## DATASET RECORDS
--*--
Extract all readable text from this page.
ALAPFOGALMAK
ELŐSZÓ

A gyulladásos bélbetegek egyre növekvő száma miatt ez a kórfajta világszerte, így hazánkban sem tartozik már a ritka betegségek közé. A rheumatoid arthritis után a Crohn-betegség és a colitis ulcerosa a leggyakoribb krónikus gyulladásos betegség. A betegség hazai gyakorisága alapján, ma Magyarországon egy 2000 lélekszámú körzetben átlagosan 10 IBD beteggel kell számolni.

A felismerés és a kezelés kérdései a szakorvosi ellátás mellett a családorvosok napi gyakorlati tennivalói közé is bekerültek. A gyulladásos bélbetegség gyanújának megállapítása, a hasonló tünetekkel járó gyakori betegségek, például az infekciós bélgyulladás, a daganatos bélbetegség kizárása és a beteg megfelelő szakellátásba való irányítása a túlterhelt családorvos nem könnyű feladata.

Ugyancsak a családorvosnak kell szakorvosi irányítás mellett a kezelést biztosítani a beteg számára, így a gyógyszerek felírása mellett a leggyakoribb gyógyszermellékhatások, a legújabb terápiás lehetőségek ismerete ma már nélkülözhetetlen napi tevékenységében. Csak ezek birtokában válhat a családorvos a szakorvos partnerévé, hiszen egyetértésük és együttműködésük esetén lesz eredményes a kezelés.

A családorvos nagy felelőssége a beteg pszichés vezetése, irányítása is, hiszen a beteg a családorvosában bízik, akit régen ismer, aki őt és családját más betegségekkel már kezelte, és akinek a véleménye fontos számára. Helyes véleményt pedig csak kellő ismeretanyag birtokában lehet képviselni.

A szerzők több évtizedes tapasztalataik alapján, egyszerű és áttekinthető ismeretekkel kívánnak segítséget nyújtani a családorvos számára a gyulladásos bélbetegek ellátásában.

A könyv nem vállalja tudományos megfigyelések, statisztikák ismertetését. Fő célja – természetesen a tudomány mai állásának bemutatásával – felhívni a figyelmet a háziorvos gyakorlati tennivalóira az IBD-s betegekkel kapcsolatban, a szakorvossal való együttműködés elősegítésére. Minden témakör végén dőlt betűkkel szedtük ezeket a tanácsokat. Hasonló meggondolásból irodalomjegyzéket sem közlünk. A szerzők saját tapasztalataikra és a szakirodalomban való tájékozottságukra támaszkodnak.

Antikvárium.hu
--*--
## REQUIRED WORK
Look through the listing above. Pick out each line with "alapján" and copy it.

## PROBLEM SOLUTION
A gyulladásos bélbetegek egyre növekvő száma miatt ez a kórfajta világszerte, így hazánkban sem tartozik már a ritka betegségek közé. A rheumatoid arthritis után a Crohn-betegség és a colitis ulcerosa a leggyakoribb krónikus gyulladásos betegség. A betegség hazai gyakorisága alapján, ma Magyarországon egy 2000 lélekszámú körzetben átlagosan 10 IBD beteggel kell számolni.
A szerzők több évtizedes tapasztalataik alapján, egyszerű és áttekinthető ismeretekkel kívánnak segítséget nyújtani a családorvos számára a gyulladásos bélbetegek ellátásában.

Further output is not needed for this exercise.